* REQUIREMENTS *
Bring together all lines of the material below that contain the string "cent".

Stored records:

*****

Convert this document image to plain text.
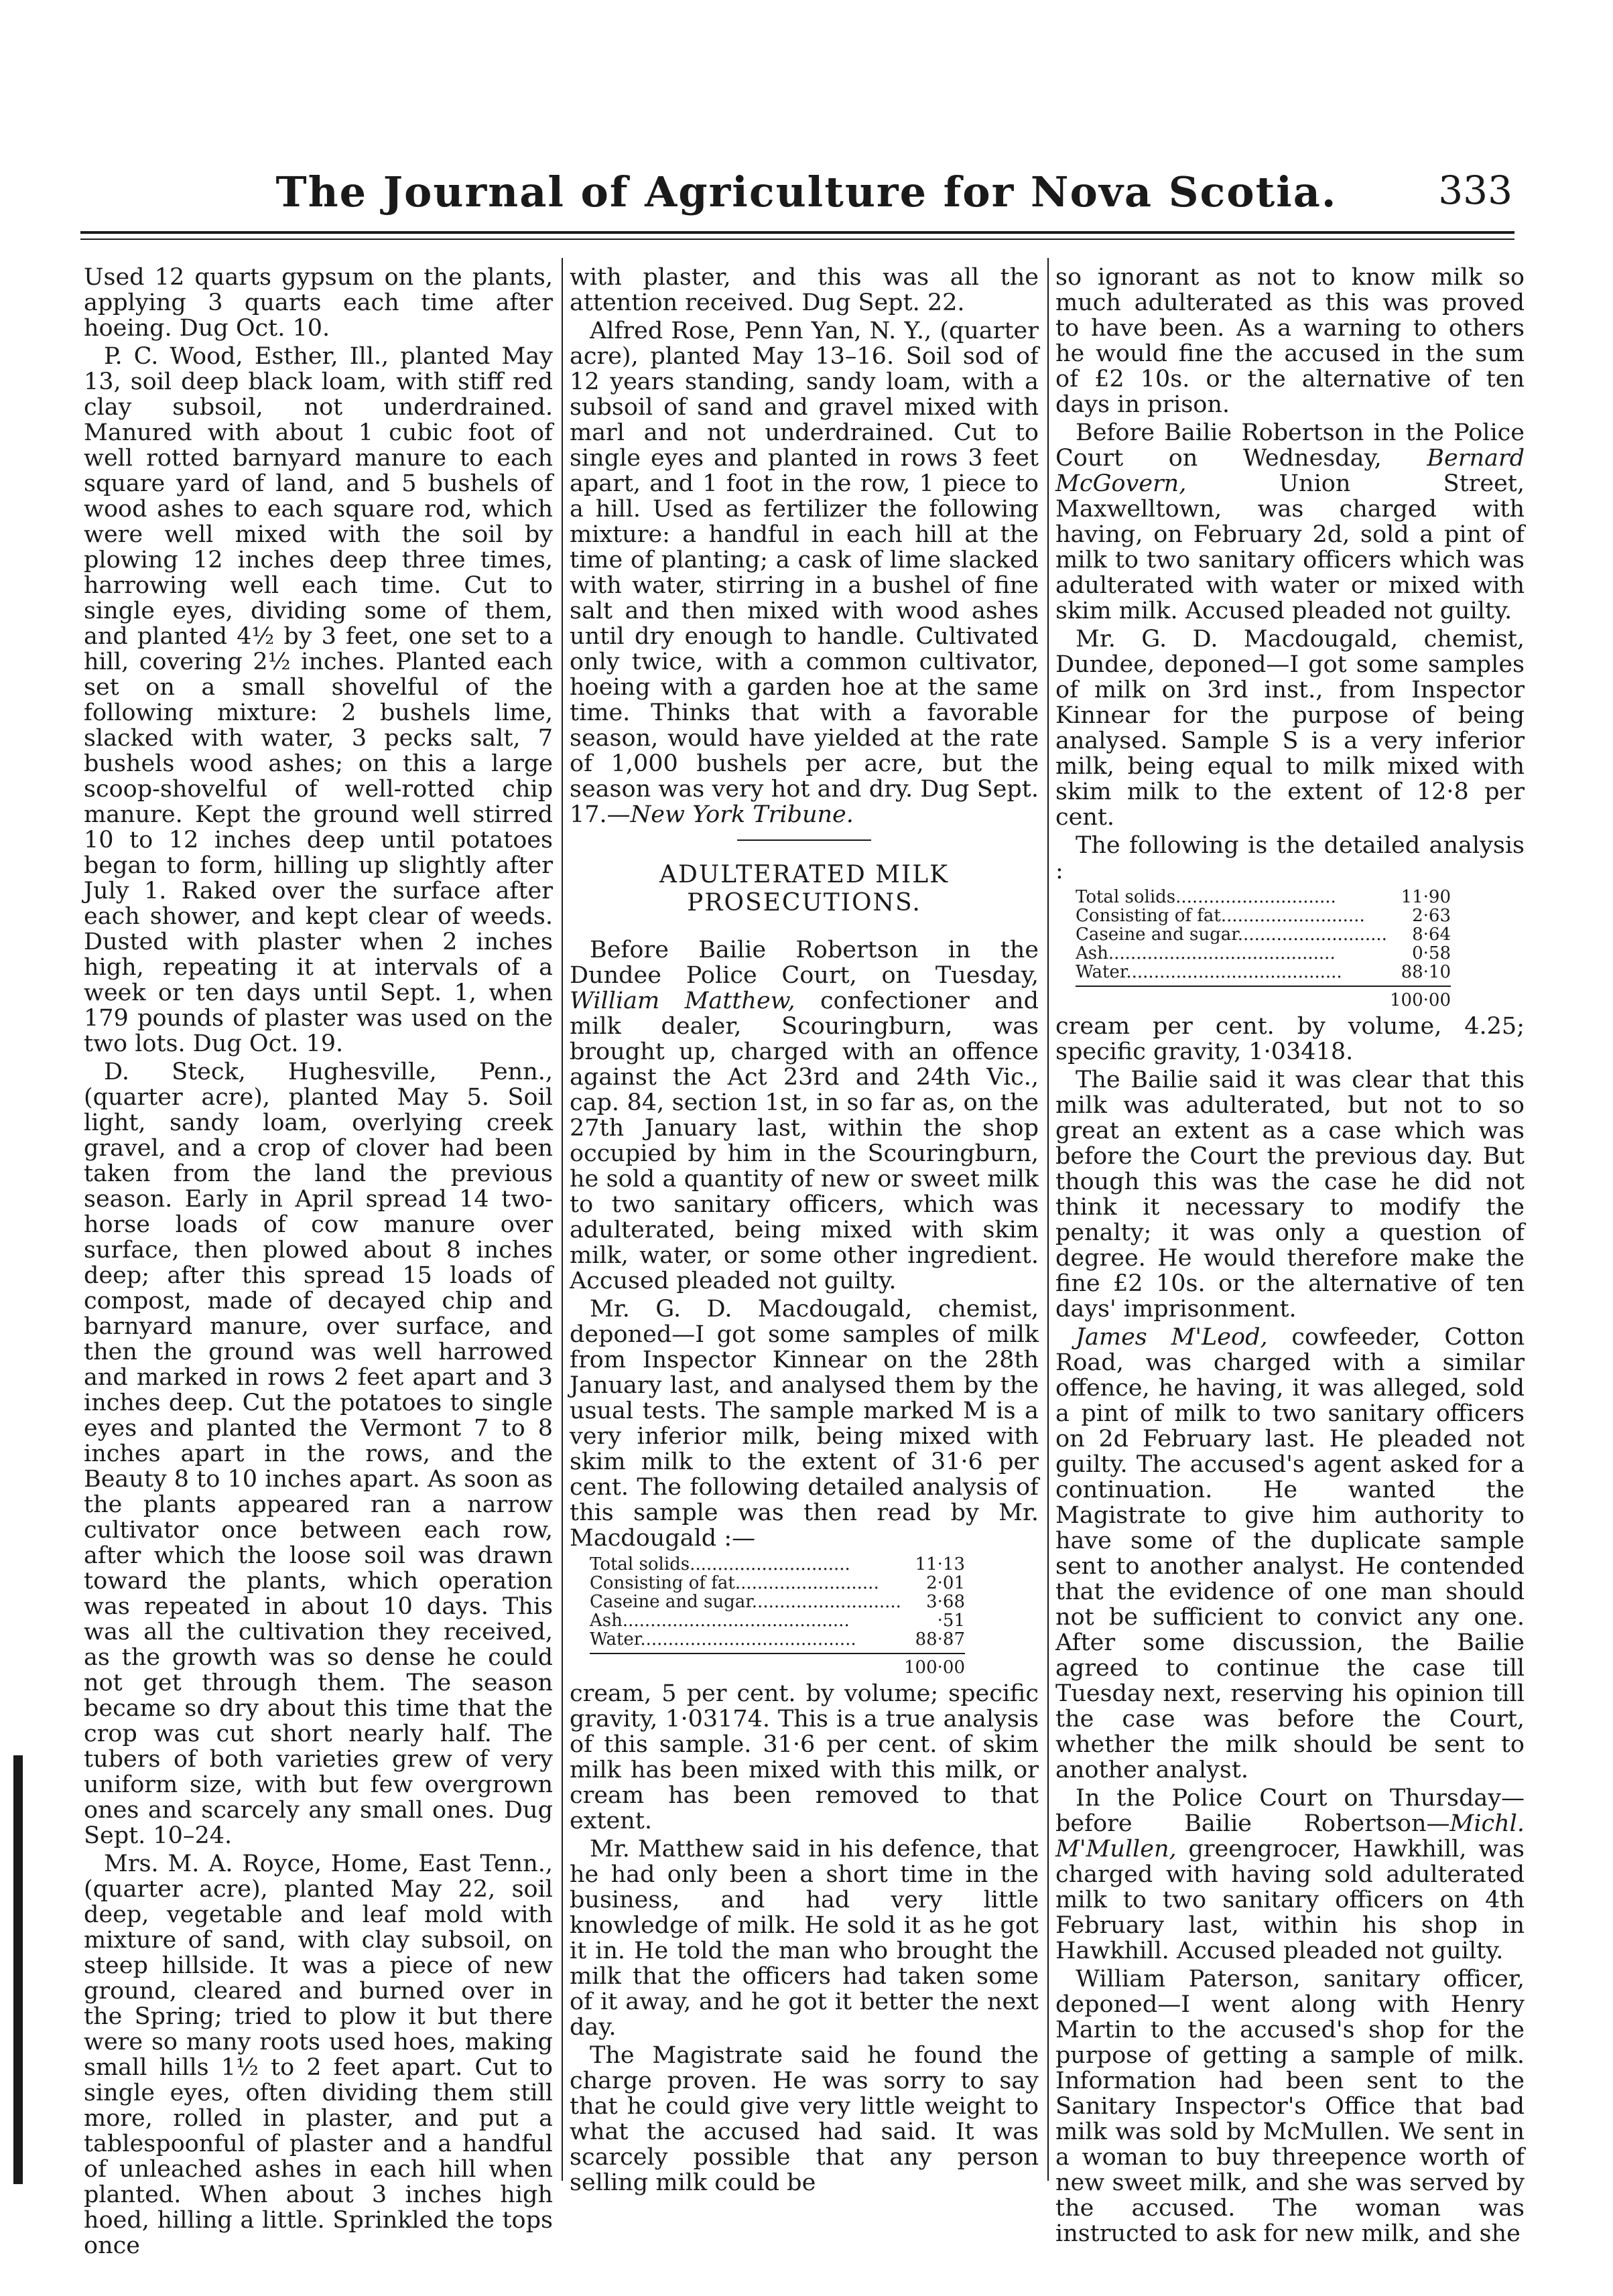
The Journal of Agriculture for Nova Scotia.	333

Used 12 quarts gypsum on the plants, applying 3 quarts each time after hoeing. Dug Oct. 10.

P. C. Wood, Esther, Ill., planted May 13, soil deep black loam, with stiff red clay subsoil, not underdrained. Manured with about 1 cubic foot of well rotted barnyard manure to each square yard of land, and 5 bushels of wood ashes to each square rod, which were well mixed with the soil by plowing 12 inches deep three times, harrowing well each time. Cut to single eyes, dividing some of them, and planted 4½ by 3 feet, one set to a hill, covering 2½ inches. Planted each set on a small shovelful of the following mixture: 2 bushels lime, slacked with water, 3 pecks salt, 7 bushels wood ashes; on this a large scoop-shovelful of well-rotted chip manure. Kept the ground well stirred 10 to 12 inches deep until potatoes began to form, hilling up slightly after July 1. Raked over the surface after each shower, and kept clear of weeds. Dusted with plaster when 2 inches high, repeating it at intervals of a week or ten days until Sept. 1, when 179 pounds of plaster was used on the two lots. Dug Oct. 19.

D. Steck, Hughesville, Penn., (quarter acre), planted May 5. Soil light, sandy loam, overlying creek gravel, and a crop of clover had been taken from the land the previous season. Early in April spread 14 two-horse loads of cow manure over surface, then plowed about 8 inches deep; after this spread 15 loads of compost, made of decayed chip and barnyard manure, over surface, and then the ground was well harrowed and marked in rows 2 feet apart and 3 inches deep. Cut the potatoes to single eyes and planted the Vermont 7 to 8 inches apart in the rows, and the Beauty 8 to 10 inches apart. As soon as the plants appeared ran a narrow cultivator once between each row, after which the loose soil was drawn toward the plants, which operation was repeated in about 10 days. This was all the cultivation they received, as the growth was so dense he could not get through them. The season became so dry about this time that the crop was cut short nearly half. The tubers of both varieties grew of very uniform size, with but few overgrown ones and scarcely any small ones. Dug Sept. 10–24.

Mrs. M. A. Royce, Home, East Tenn., (quarter acre), planted May 22, soil deep, vegetable and leaf mold with mixture of sand, with clay subsoil, on steep hillside. It was a piece of new ground, cleared and burned over in the Spring; tried to plow it but there were so many roots used hoes, making small hills 1½ to 2 feet apart. Cut to single eyes, often dividing them still more, rolled in plaster, and put a tablespoonful of plaster and a handful of unleached ashes in each hill when planted. When about 3 inches high hoed, hilling a little. Sprinkled the tops once

with plaster, and this was all the attention received. Dug Sept. 22.

Alfred Rose, Penn Yan, N. Y., (quarter acre), planted May 13–16. Soil sod of 12 years standing, sandy loam, with a subsoil of sand and gravel mixed with marl and not underdrained. Cut to single eyes and planted in rows 3 feet apart, and 1 foot in the row, 1 piece to a hill. Used as fertilizer the following mixture: a handful in each hill at the time of planting; a cask of lime slacked with water, stirring in a bushel of fine salt and then mixed with wood ashes until dry enough to handle. Cultivated only twice, with a common cultivator, hoeing with a garden hoe at the same time. Thinks that with a favorable season, would have yielded at the rate of 1,000 bushels per acre, but the season was very hot and dry. Dug Sept. 17.—New York Tribune.

ADULTERATED MILK PROSECUTIONS.

Before Bailie Robertson in the Dundee Police Court, on Tuesday, William Matthew, confectioner and milk dealer, Scouringburn, was brought up, charged with an offence against the Act 23rd and 24th Vic., cap. 84, section 1st, in so far as, on the 27th January last, within the shop occupied by him in the Scouringburn, he sold a quantity of new or sweet milk to two sanitary officers, which was adulterated, being mixed with skim milk, water, or some other ingredient. Accused pleaded not guilty.

Mr. G. D. Macdougald, chemist, deponed—I got some samples of milk from Inspector Kinnear on the 28th January last, and analysed them by the usual tests. The sample marked M is a very inferior milk, being mixed with skim milk to the extent of 31·6 per cent. The following detailed analysis of this sample was then read by Mr. Macdougald :—

Total solids.............................	11·13
Consisting of fat..........................	2·01
Caseine and sugar........................... 3·68
Ash.........................................	·51
Water.......................................	88·87
100·00

cream, 5 per cent. by volume; specific gravity, 1·03174. This is a true analysis of this sample. 31·6 per cent. of skim milk has been mixed with this milk, or cream has been removed to that extent.

Mr. Matthew said in his defence, that he had only been a short time in the business, and had very little knowledge of milk. He sold it as he got it in. He told the man who brought the milk that the officers had taken some of it away, and he got it better the next day.

The Magistrate said he found the charge proven. He was sorry to say that he could give very little weight to what the accused had said. It was scarcely possible that any person selling milk could be

so ignorant as not to know milk so much adulterated as this was proved to have been. As a warning to others he would fine the accused in the sum of £2 10s. or the alternative of ten days in prison.

Before Bailie Robertson in the Police Court on Wednesday, Bernard McGovern, Union Street, Maxwelltown, was charged with having, on February 2d, sold a pint of milk to two sanitary officers which was adulterated with water or mixed with skim milk. Accused pleaded not guilty.

Mr. G. D. Macdougald, chemist, Dundee, deponed—I got some samples of milk on 3rd inst., from Inspector Kinnear for the purpose of being analysed. Sample S is a very inferior milk, being equal to milk mixed with skim milk to the extent of 12·8 per cent.

The following is the detailed analysis :

Total solids.............................	11·90
Consisting of fat..........................	2·63
Caseine and sugar........................... 8·64
Ash.........................................	0·58
Water.......................................	88·10
100·00

cream per cent. by volume, 4.25; specific gravity, 1·03418.

The Bailie said it was clear that this milk was adulterated, but not to so great an extent as a case which was before the Court the previous day. But though this was the case he did not think it necessary to modify the penalty; it was only a question of degree. He would therefore make the fine £2 10s. or the alternative of ten days' imprisonment.

James M'Leod, cowfeeder, Cotton Road, was charged with a similar offence, he having, it was alleged, sold a pint of milk to two sanitary officers on 2d February last. He pleaded not guilty. The accused's agent asked for a continuation. He wanted the Magistrate to give him authority to have some of the duplicate sample sent to another analyst. He contended that the evidence of one man should not be sufficient to convict any one. After some discussion, the Bailie agreed to continue the case till Tuesday next, reserving his opinion till the case was before the Court, whether the milk should be sent to another analyst.

In the Police Court on Thursday—before Bailie Robertson—Michl. M'Mullen, greengrocer, Hawkhill, was charged with having sold adulterated milk to two sanitary officers on 4th February last, within his shop in Hawkhill. Accused pleaded not guilty.

William Paterson, sanitary officer, deponed—I went along with Henry Martin to the accused's shop for the purpose of getting a sample of milk. Information had been sent to the Sanitary Inspector's Office that bad milk was sold by McMullen. We sent in a woman to buy threepence worth of new sweet milk, and she was served by the accused. The woman was instructed to ask for new milk, and she
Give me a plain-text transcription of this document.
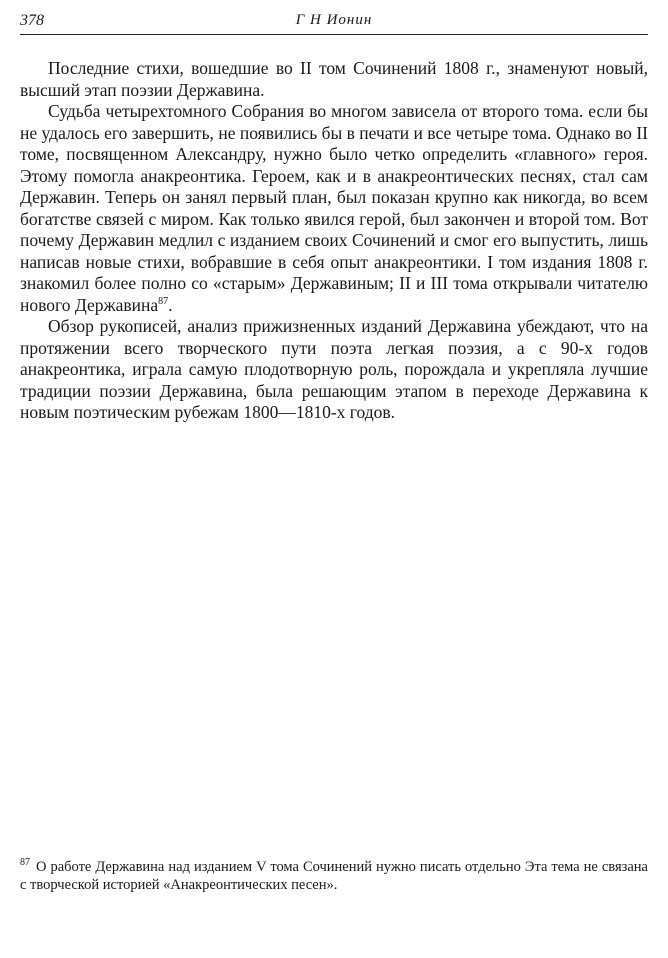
378	Г Н Ионин

Последние стихи, вошедшие во II том Сочинений 1808 г., знаменуют новый, высший этап поэзии Державина.

Судьба четырехтомного Собрания во многом зависела от второго тома. если бы не удалось его завершить, не появились бы в печати и все четыре тома. Однако во II томе, посвященном Александру, нужно было четко определить «главного» героя. Этому помогла анакреонтика. Героем, как и в анакреонтических песнях, стал сам Державин. Теперь он занял первый план, был показан крупно как никогда, во всем богатстве связей с миром. Как только явился герой, был закончен и второй том. Вот почему Державин медлил с изданием своих Сочинений и смог его выпустить, лишь написав новые стихи, вобравшие в себя опыт анакреонтики. I том издания 1808 г. знакомил более полно со «старым» Державиным; II и III тома открывали читателю нового Державина$^{87}$.

Обзор рукописей, анализ прижизненных изданий Державина убеждают, что на протяжении всего творческого пути поэта легкая поэзия, а с 90-х годов анакреонтика, играла самую плодотворную роль, порождала и укрепляла лучшие традиции поэзии Державина, была решающим этапом в переходе Державина к новым поэтическим рубежам 1800—1810-х годов.

$^{87}$ О работе Державина над изданием V тома Сочинений нужно писать отдельно Эта тема не связана с творческой историей «Анакреонтических песен».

*****

* THE REPLY *
Mr. G. D. Macdougald, chemist, deponed—I got some samples of milk from Inspector Kinnear on the 28th January last, and analysed them by the usual tests. The sample marked M is a very inferior milk, being mixed with skim milk to the extent of 31·6 per cent. The following detailed analysis of this sample was then read by Mr. Macdougald :—
cream, 5 per cent. by volume; specific gravity, 1·03174. This is a true analysis of this sample. 31·6 per cent. of skim milk has been mixed with this milk, or cream has been removed to that extent.
Mr. G. D. Macdougald, chemist, Dundee, deponed—I got some samples of milk on 3rd inst., from Inspector Kinnear for the purpose of being analysed. Sample S is a very inferior milk, being equal to milk mixed with skim milk to the extent of 12·8 per cent.
cream per cent. by volume, 4.25; specific gravity, 1·03418.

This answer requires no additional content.